* **The request**
Please retype the records below exactly, leaving out any pictures.

* **Supplied material**
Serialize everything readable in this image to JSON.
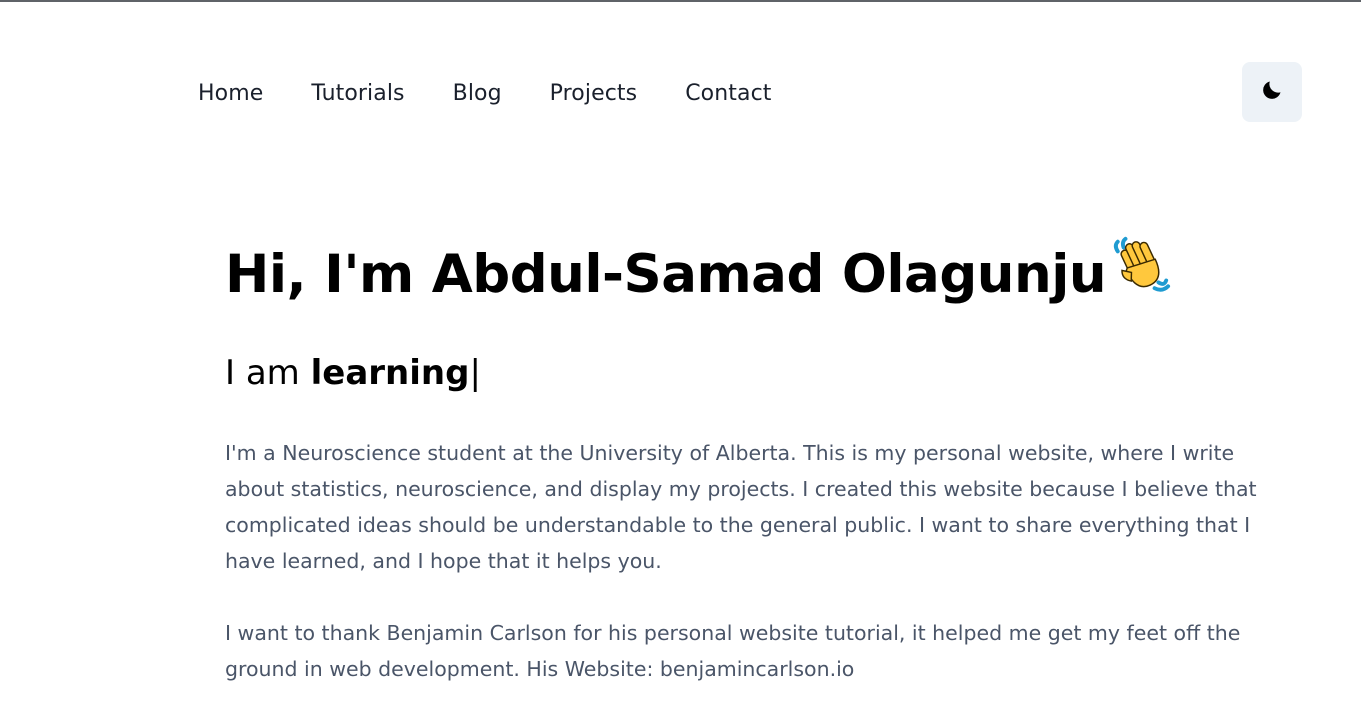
{
  "nav": {
    "items": [
      {
        "label": "Home"
      },
      {
        "label": "Tutorials"
      },
      {
        "label": "Blog"
      },
      {
        "label": "Projects"
      },
      {
        "label": "Contact"
      }
    ],
    "theme_toggle_icon": "moon-icon"
  },
  "hero": {
    "title": "Hi, I'm Abdul-Samad Olagunju",
    "wave_icon": "waving-hand-icon",
    "typing_prefix": "I am ",
    "typing_word": "learning",
    "typing_cursor": "|"
  },
  "about": {
    "paragraph1": "I'm a Neuroscience student at the University of Alberta. This is my personal website, where I write about statistics, neuroscience, and display my projects. I created this website because I believe that complicated ideas should be understandable to the general public. I want to share everything that I have learned, and I hope that it helps you.",
    "paragraph2": "I want to thank Benjamin Carlson for his personal website tutorial, it helped me get my feet off the ground in web development. His Website: benjamincarlson.io"
  },
  "colors": {
    "nav_text": "#1a202c",
    "body_text": "#4a5568",
    "toggle_bg": "#edf2f7"
  }
}
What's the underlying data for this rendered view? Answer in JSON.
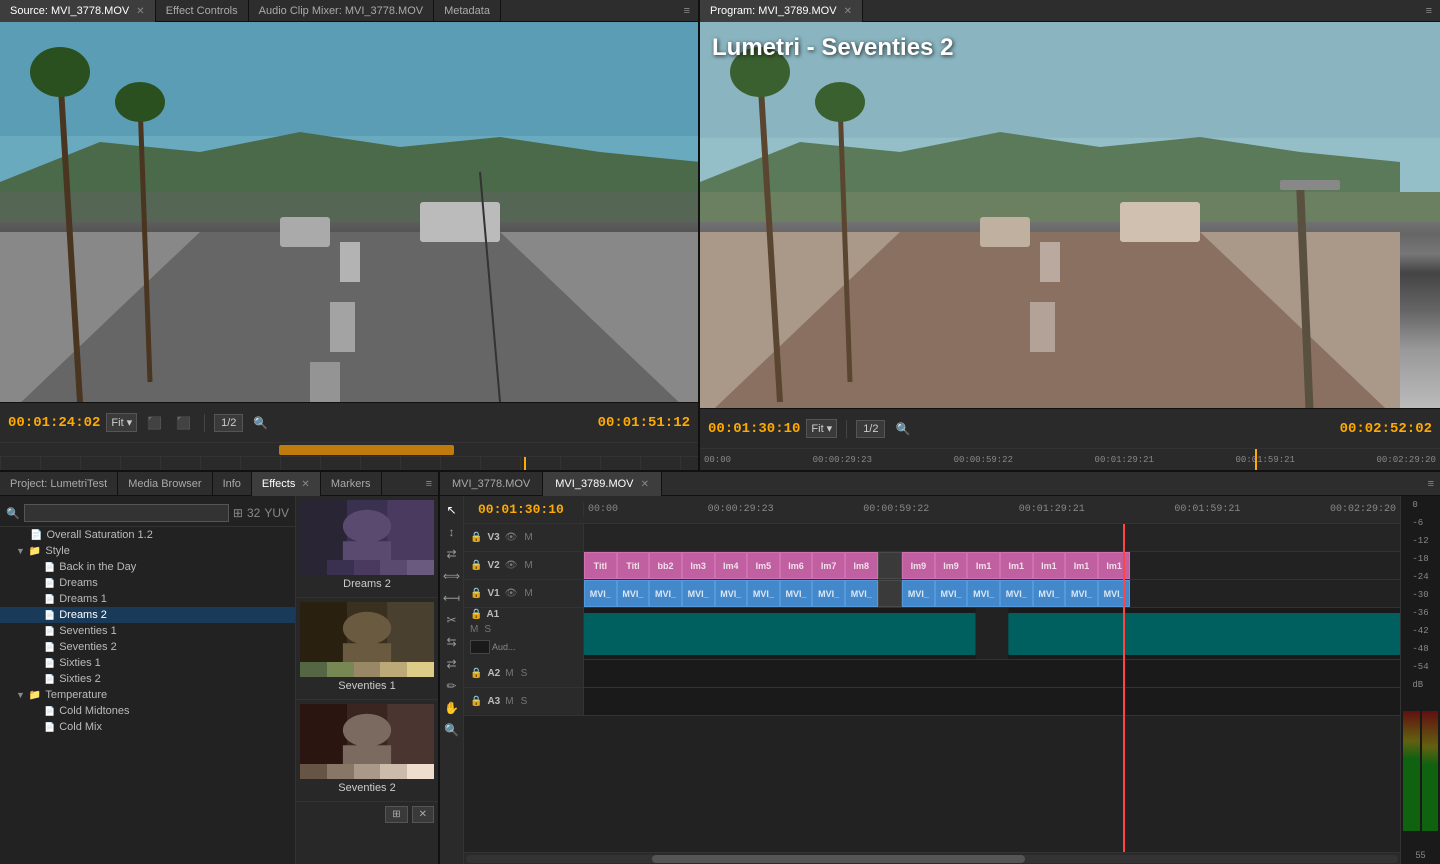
{
  "source_monitor": {
    "tabs": [
      {
        "label": "Source: MVI_3778.MOV",
        "active": true,
        "closeable": true
      },
      {
        "label": "Effect Controls",
        "active": false,
        "closeable": false
      },
      {
        "label": "Audio Clip Mixer: MVI_3778.MOV",
        "active": false,
        "closeable": false
      },
      {
        "label": "Metadata",
        "active": false,
        "closeable": false
      }
    ],
    "timecode_left": "00:01:24:02",
    "fit_label": "Fit",
    "fraction": "1/2",
    "timecode_right": "00:01:51:12"
  },
  "program_monitor": {
    "tabs": [
      {
        "label": "Program: MVI_3789.MOV",
        "active": true,
        "closeable": true
      }
    ],
    "timecode_left": "00:01:30:10",
    "fit_label": "Fit",
    "fraction": "1/2",
    "timecode_right": "00:02:52:02",
    "lumetri_label": "Lumetri - Seventies 2",
    "ruler_marks": [
      "00:00",
      "00:00:29:23",
      "00:00:59:22",
      "00:01:29:21",
      "00:01:59:21",
      "00:02:29:20"
    ]
  },
  "left_panel": {
    "tabs": [
      {
        "label": "Project: LumetriTest",
        "active": false
      },
      {
        "label": "Media Browser",
        "active": false
      },
      {
        "label": "Info",
        "active": false
      },
      {
        "label": "Effects",
        "active": true,
        "closeable": true
      },
      {
        "label": "Markers",
        "active": false
      }
    ],
    "search_placeholder": "",
    "tree": {
      "overall_saturation": "Overall Saturation 1.2",
      "style_folder": "Style",
      "items": [
        {
          "label": "Back in the Day",
          "indent": 3
        },
        {
          "label": "Dreams",
          "indent": 3
        },
        {
          "label": "Dreams 1",
          "indent": 3
        },
        {
          "label": "Dreams 2",
          "indent": 3
        },
        {
          "label": "Seventies 1",
          "indent": 3
        },
        {
          "label": "Seventies 2",
          "indent": 3
        },
        {
          "label": "Sixties 1",
          "indent": 3
        },
        {
          "label": "Sixties 2",
          "indent": 3
        }
      ],
      "temperature_folder": "Temperature",
      "temp_items": [
        {
          "label": "Cold Midtones",
          "indent": 3
        },
        {
          "label": "Cold Mix",
          "indent": 3
        }
      ]
    },
    "presets": [
      {
        "label": "Dreams 2",
        "gradient": "dreams"
      },
      {
        "label": "Seventies 1",
        "gradient": "seventies1"
      },
      {
        "label": "Seventies 2",
        "gradient": "seventies2"
      }
    ]
  },
  "timeline": {
    "tabs": [
      {
        "label": "MVI_3778.MOV",
        "active": false
      },
      {
        "label": "MVI_3789.MOV",
        "active": true,
        "closeable": true
      }
    ],
    "timecode": "00:01:30:10",
    "ruler_marks": [
      "00:00",
      "00:00:29:23",
      "00:00:59:22",
      "00:01:29:21",
      "00:01:59:21",
      "00:02:29:20"
    ],
    "tracks": [
      {
        "id": "V3",
        "type": "video",
        "label": "V3",
        "clips": []
      },
      {
        "id": "V2",
        "type": "video",
        "label": "V2",
        "clips": [
          {
            "label": "Titl",
            "color": "pink",
            "width": "4%"
          },
          {
            "label": "Titl",
            "color": "pink",
            "width": "4%"
          },
          {
            "label": "bb2",
            "color": "pink",
            "width": "4%"
          },
          {
            "label": "Im3",
            "color": "pink",
            "width": "4%"
          },
          {
            "label": "Im4",
            "color": "pink",
            "width": "4%"
          },
          {
            "label": "Im5",
            "color": "pink",
            "width": "4%"
          },
          {
            "label": "Im6",
            "color": "pink",
            "width": "4%"
          },
          {
            "label": "Im7",
            "color": "pink",
            "width": "4%"
          },
          {
            "label": "Im8",
            "color": "pink",
            "width": "4%"
          },
          {
            "label": "",
            "color": "dark",
            "width": "3%"
          },
          {
            "label": "Im9",
            "color": "pink",
            "width": "4%"
          },
          {
            "label": "Im9",
            "color": "pink",
            "width": "4%"
          },
          {
            "label": "Im1",
            "color": "pink",
            "width": "4%"
          },
          {
            "label": "Im1",
            "color": "pink",
            "width": "4%"
          },
          {
            "label": "Im1",
            "color": "pink",
            "width": "4%"
          },
          {
            "label": "Im1",
            "color": "pink",
            "width": "4%"
          },
          {
            "label": "Im1",
            "color": "pink",
            "width": "4%"
          }
        ]
      },
      {
        "id": "V1",
        "type": "video",
        "label": "V1",
        "clips": [
          {
            "label": "MVI_",
            "color": "blue",
            "width": "4%"
          },
          {
            "label": "MVI_",
            "color": "blue",
            "width": "4%"
          },
          {
            "label": "MVI_",
            "color": "blue",
            "width": "4%"
          },
          {
            "label": "MVI_",
            "color": "blue",
            "width": "4%"
          },
          {
            "label": "MVI_",
            "color": "blue",
            "width": "4%"
          },
          {
            "label": "MVI_",
            "color": "blue",
            "width": "4%"
          },
          {
            "label": "MVI_",
            "color": "blue",
            "width": "4%"
          },
          {
            "label": "MVI_",
            "color": "blue",
            "width": "4%"
          },
          {
            "label": "MVI_",
            "color": "blue",
            "width": "4%"
          },
          {
            "label": "",
            "color": "dark",
            "width": "3%"
          },
          {
            "label": "MVI_",
            "color": "blue",
            "width": "4%"
          },
          {
            "label": "MVI_",
            "color": "blue",
            "width": "4%"
          },
          {
            "label": "MVI_",
            "color": "blue",
            "width": "4%"
          },
          {
            "label": "MVI_",
            "color": "blue",
            "width": "4%"
          },
          {
            "label": "MVI_",
            "color": "blue",
            "width": "4%"
          },
          {
            "label": "MVI_",
            "color": "blue",
            "width": "4%"
          },
          {
            "label": "MVI_",
            "color": "blue",
            "width": "4%"
          }
        ]
      },
      {
        "id": "A1",
        "type": "audio",
        "label": "A1",
        "tall": true
      },
      {
        "id": "A2",
        "type": "audio",
        "label": "A2"
      },
      {
        "id": "A3",
        "type": "audio",
        "label": "A3"
      }
    ],
    "meter_labels": [
      "0",
      "-6",
      "-12",
      "-18",
      "-24",
      "-30",
      "-36",
      "-42",
      "-48",
      "-54",
      "dB"
    ]
  }
}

* **Reply**
Serialize everything readable in this image to JSON.
{
  "nav": {
    "items": [
      {
        "label": "Home"
      },
      {
        "label": "Tutorials"
      },
      {
        "label": "Blog"
      },
      {
        "label": "Projects"
      },
      {
        "label": "Contact"
      }
    ],
    "theme_toggle_icon": "moon-icon"
  },
  "hero": {
    "title": "Hi, I'm Abdul-Samad Olagunju",
    "wave_icon": "waving-hand-icon",
    "typing_prefix": "I am ",
    "typing_word": "learning",
    "typing_cursor": "|"
  },
  "about": {
    "paragraph1": "I'm a Neuroscience student at the University of Alberta. This is my personal website, where I write about statistics, neuroscience, and display my projects. I created this website because I believe that complicated ideas should be understandable to the general public. I want to share everything that I have learned, and I hope that it helps you.",
    "paragraph2": "I want to thank Benjamin Carlson for his personal website tutorial, it helped me get my feet off the ground in web development. His Website: benjamincarlson.io"
  },
  "colors": {
    "nav_text": "#1a202c",
    "body_text": "#4a5568",
    "toggle_bg": "#edf2f7"
  }
}
What's the underlying data for this rendered view? Answer in JSON.
{
  "source_monitor": {
    "tabs": [
      {
        "label": "Source: MVI_3778.MOV",
        "active": true,
        "closeable": true
      },
      {
        "label": "Effect Controls",
        "active": false,
        "closeable": false
      },
      {
        "label": "Audio Clip Mixer: MVI_3778.MOV",
        "active": false,
        "closeable": false
      },
      {
        "label": "Metadata",
        "active": false,
        "closeable": false
      }
    ],
    "timecode_left": "00:01:24:02",
    "fit_label": "Fit",
    "fraction": "1/2",
    "timecode_right": "00:01:51:12"
  },
  "program_monitor": {
    "tabs": [
      {
        "label": "Program: MVI_3789.MOV",
        "active": true,
        "closeable": true
      }
    ],
    "timecode_left": "00:01:30:10",
    "fit_label": "Fit",
    "fraction": "1/2",
    "timecode_right": "00:02:52:02",
    "lumetri_label": "Lumetri - Seventies 2",
    "ruler_marks": [
      "00:00",
      "00:00:29:23",
      "00:00:59:22",
      "00:01:29:21",
      "00:01:59:21",
      "00:02:29:20"
    ]
  },
  "left_panel": {
    "tabs": [
      {
        "label": "Project: LumetriTest",
        "active": false
      },
      {
        "label": "Media Browser",
        "active": false
      },
      {
        "label": "Info",
        "active": false
      },
      {
        "label": "Effects",
        "active": true,
        "closeable": true
      },
      {
        "label": "Markers",
        "active": false
      }
    ],
    "search_placeholder": "",
    "tree": {
      "overall_saturation": "Overall Saturation 1.2",
      "style_folder": "Style",
      "items": [
        {
          "label": "Back in the Day",
          "indent": 3
        },
        {
          "label": "Dreams",
          "indent": 3
        },
        {
          "label": "Dreams 1",
          "indent": 3
        },
        {
          "label": "Dreams 2",
          "indent": 3
        },
        {
          "label": "Seventies 1",
          "indent": 3
        },
        {
          "label": "Seventies 2",
          "indent": 3
        },
        {
          "label": "Sixties 1",
          "indent": 3
        },
        {
          "label": "Sixties 2",
          "indent": 3
        }
      ],
      "temperature_folder": "Temperature",
      "temp_items": [
        {
          "label": "Cold Midtones",
          "indent": 3
        },
        {
          "label": "Cold Mix",
          "indent": 3
        }
      ]
    },
    "presets": [
      {
        "label": "Dreams 2",
        "gradient": "dreams"
      },
      {
        "label": "Seventies 1",
        "gradient": "seventies1"
      },
      {
        "label": "Seventies 2",
        "gradient": "seventies2"
      }
    ]
  },
  "timeline": {
    "tabs": [
      {
        "label": "MVI_3778.MOV",
        "active": false
      },
      {
        "label": "MVI_3789.MOV",
        "active": true,
        "closeable": true
      }
    ],
    "timecode": "00:01:30:10",
    "ruler_marks": [
      "00:00",
      "00:00:29:23",
      "00:00:59:22",
      "00:01:29:21",
      "00:01:59:21",
      "00:02:29:20"
    ],
    "tracks": [
      {
        "id": "V3",
        "type": "video",
        "label": "V3",
        "clips": []
      },
      {
        "id": "V2",
        "type": "video",
        "label": "V2",
        "clips": [
          {
            "label": "Titl",
            "color": "pink",
            "width": "4%"
          },
          {
            "label": "Titl",
            "color": "pink",
            "width": "4%"
          },
          {
            "label": "bb2",
            "color": "pink",
            "width": "4%"
          },
          {
            "label": "Im3",
            "color": "pink",
            "width": "4%"
          },
          {
            "label": "Im4",
            "color": "pink",
            "width": "4%"
          },
          {
            "label": "Im5",
            "color": "pink",
            "width": "4%"
          },
          {
            "label": "Im6",
            "color": "pink",
            "width": "4%"
          },
          {
            "label": "Im7",
            "color": "pink",
            "width": "4%"
          },
          {
            "label": "Im8",
            "color": "pink",
            "width": "4%"
          },
          {
            "label": "",
            "color": "dark",
            "width": "3%"
          },
          {
            "label": "Im9",
            "color": "pink",
            "width": "4%"
          },
          {
            "label": "Im9",
            "color": "pink",
            "width": "4%"
          },
          {
            "label": "Im1",
            "color": "pink",
            "width": "4%"
          },
          {
            "label": "Im1",
            "color": "pink",
            "width": "4%"
          },
          {
            "label": "Im1",
            "color": "pink",
            "width": "4%"
          },
          {
            "label": "Im1",
            "color": "pink",
            "width": "4%"
          },
          {
            "label": "Im1",
            "color": "pink",
            "width": "4%"
          }
        ]
      },
      {
        "id": "V1",
        "type": "video",
        "label": "V1",
        "clips": [
          {
            "label": "MVI_",
            "color": "blue",
            "width": "4%"
          },
          {
            "label": "MVI_",
            "color": "blue",
            "width": "4%"
          },
          {
            "label": "MVI_",
            "color": "blue",
            "width": "4%"
          },
          {
            "label": "MVI_",
            "color": "blue",
            "width": "4%"
          },
          {
            "label": "MVI_",
            "color": "blue",
            "width": "4%"
          },
          {
            "label": "MVI_",
            "color": "blue",
            "width": "4%"
          },
          {
            "label": "MVI_",
            "color": "blue",
            "width": "4%"
          },
          {
            "label": "MVI_",
            "color": "blue",
            "width": "4%"
          },
          {
            "label": "MVI_",
            "color": "blue",
            "width": "4%"
          },
          {
            "label": "",
            "color": "dark",
            "width": "3%"
          },
          {
            "label": "MVI_",
            "color": "blue",
            "width": "4%"
          },
          {
            "label": "MVI_",
            "color": "blue",
            "width": "4%"
          },
          {
            "label": "MVI_",
            "color": "blue",
            "width": "4%"
          },
          {
            "label": "MVI_",
            "color": "blue",
            "width": "4%"
          },
          {
            "label": "MVI_",
            "color": "blue",
            "width": "4%"
          },
          {
            "label": "MVI_",
            "color": "blue",
            "width": "4%"
          },
          {
            "label": "MVI_",
            "color": "blue",
            "width": "4%"
          }
        ]
      },
      {
        "id": "A1",
        "type": "audio",
        "label": "A1",
        "tall": true
      },
      {
        "id": "A2",
        "type": "audio",
        "label": "A2"
      },
      {
        "id": "A3",
        "type": "audio",
        "label": "A3"
      }
    ],
    "meter_labels": [
      "0",
      "-6",
      "-12",
      "-18",
      "-24",
      "-30",
      "-36",
      "-42",
      "-48",
      "-54",
      "dB"
    ]
  }
}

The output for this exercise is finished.